◆ Task objective: Repeat each entry word for word. Leave any images out of the copy.

Stored records
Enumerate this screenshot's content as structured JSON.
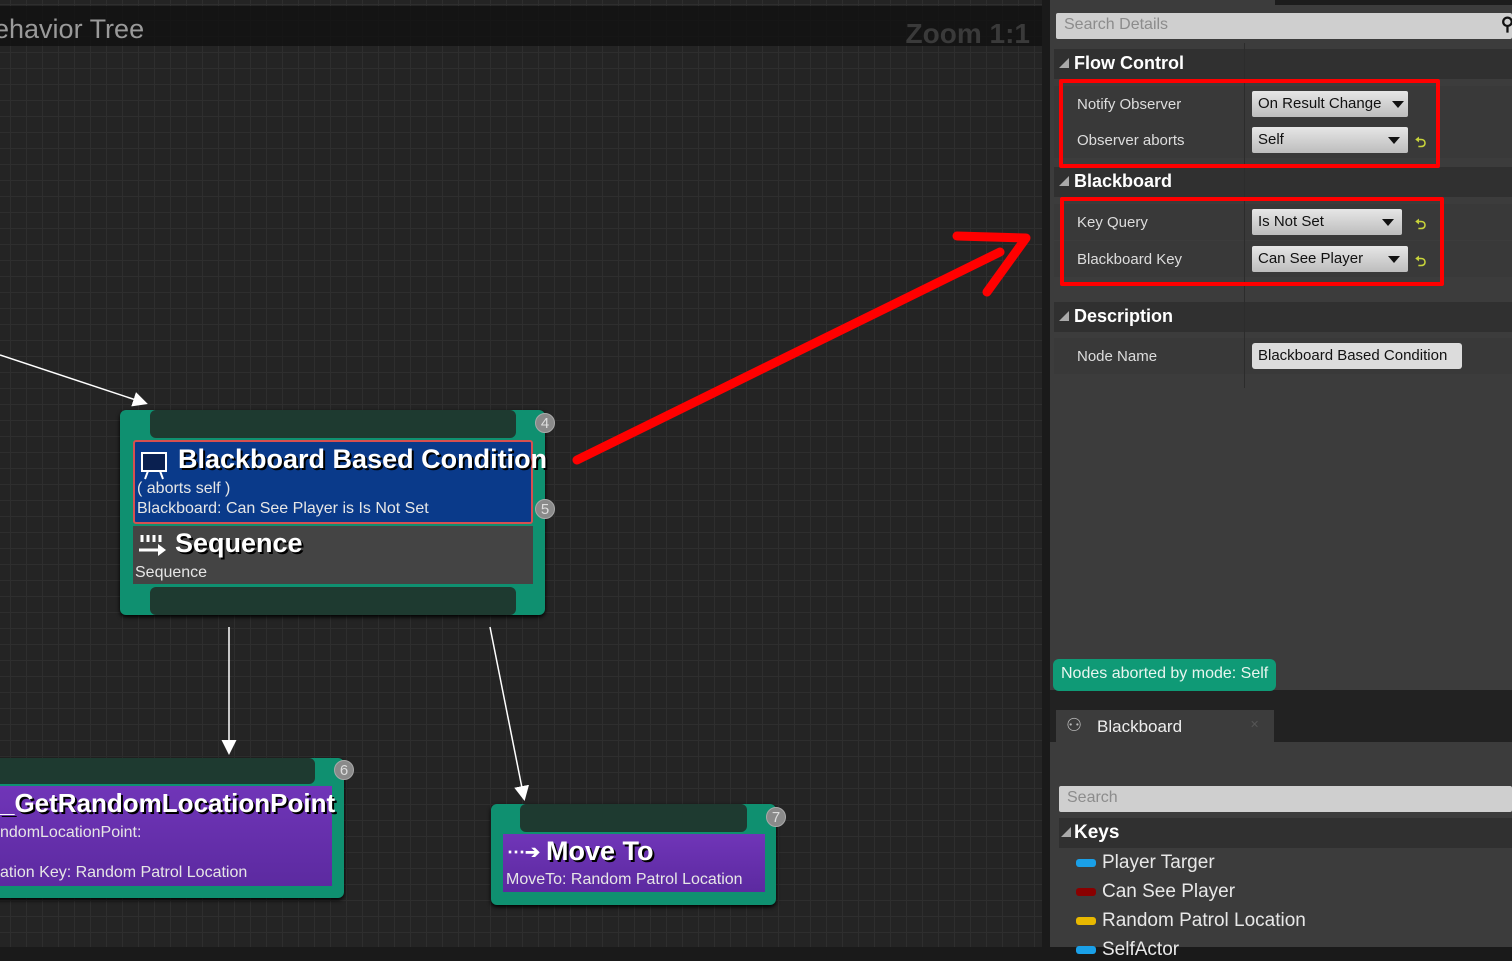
{
  "graph": {
    "title": "ehavior Tree",
    "zoom": "Zoom 1:1",
    "nodes": {
      "condition": {
        "title": "Blackboard Based Condition",
        "line1": "( aborts self )",
        "line2": "Blackboard: Can See Player is Is Not Set",
        "index_top": "4",
        "index": "5"
      },
      "sequence": {
        "title": "Sequence",
        "sub": "Sequence"
      },
      "task": {
        "title": "_GetRandomLocationPoint",
        "line1": "ndomLocationPoint:",
        "line2": "ation Key: Random Patrol Location",
        "index": "6"
      },
      "moveto": {
        "title": "Move To",
        "sub": "MoveTo: Random Patrol Location",
        "index": "7"
      }
    }
  },
  "details": {
    "search_placeholder": "Search Details",
    "sections": [
      {
        "title": "Flow Control",
        "rows": [
          {
            "label": "Notify Observer",
            "value": "On Result Change"
          },
          {
            "label": "Observer aborts",
            "value": "Self"
          }
        ]
      },
      {
        "title": "Blackboard",
        "rows": [
          {
            "label": "Key Query",
            "value": "Is Not Set"
          },
          {
            "label": "Blackboard Key",
            "value": "Can See Player"
          }
        ]
      },
      {
        "title": "Description",
        "rows": [
          {
            "label": "Node Name",
            "value": "Blackboard Based Condition"
          }
        ]
      }
    ],
    "status": "Nodes aborted by mode: Self"
  },
  "blackboard": {
    "tab": "Blackboard",
    "search_placeholder": "Search",
    "keys_header": "Keys",
    "keys": [
      {
        "name": "Player Targer",
        "color": "#1aa0e8"
      },
      {
        "name": "Can See Player",
        "color": "#8a0000"
      },
      {
        "name": "Random Patrol Location",
        "color": "#e8b800"
      },
      {
        "name": "SelfActor",
        "color": "#1aa0e8"
      }
    ]
  },
  "colors": {
    "node_border": "#0f9070",
    "decorator": "#0a3a8a",
    "composite": "#444444",
    "task": "#6a30b0",
    "highlight": "#ff0000"
  }
}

◆ Written response:
Enumerate this screenshot's content as structured JSON.
{
  "graph": {
    "title": "ehavior Tree",
    "zoom": "Zoom 1:1",
    "nodes": {
      "condition": {
        "title": "Blackboard Based Condition",
        "line1": "( aborts self )",
        "line2": "Blackboard: Can See Player is Is Not Set",
        "index_top": "4",
        "index": "5"
      },
      "sequence": {
        "title": "Sequence",
        "sub": "Sequence"
      },
      "task": {
        "title": "_GetRandomLocationPoint",
        "line1": "ndomLocationPoint:",
        "line2": "ation Key: Random Patrol Location",
        "index": "6"
      },
      "moveto": {
        "title": "Move To",
        "sub": "MoveTo: Random Patrol Location",
        "index": "7"
      }
    }
  },
  "details": {
    "search_placeholder": "Search Details",
    "sections": [
      {
        "title": "Flow Control",
        "rows": [
          {
            "label": "Notify Observer",
            "value": "On Result Change"
          },
          {
            "label": "Observer aborts",
            "value": "Self"
          }
        ]
      },
      {
        "title": "Blackboard",
        "rows": [
          {
            "label": "Key Query",
            "value": "Is Not Set"
          },
          {
            "label": "Blackboard Key",
            "value": "Can See Player"
          }
        ]
      },
      {
        "title": "Description",
        "rows": [
          {
            "label": "Node Name",
            "value": "Blackboard Based Condition"
          }
        ]
      }
    ],
    "status": "Nodes aborted by mode: Self"
  },
  "blackboard": {
    "tab": "Blackboard",
    "search_placeholder": "Search",
    "keys_header": "Keys",
    "keys": [
      {
        "name": "Player Targer",
        "color": "#1aa0e8"
      },
      {
        "name": "Can See Player",
        "color": "#8a0000"
      },
      {
        "name": "Random Patrol Location",
        "color": "#e8b800"
      },
      {
        "name": "SelfActor",
        "color": "#1aa0e8"
      }
    ]
  },
  "colors": {
    "node_border": "#0f9070",
    "decorator": "#0a3a8a",
    "composite": "#444444",
    "task": "#6a30b0",
    "highlight": "#ff0000"
  }
}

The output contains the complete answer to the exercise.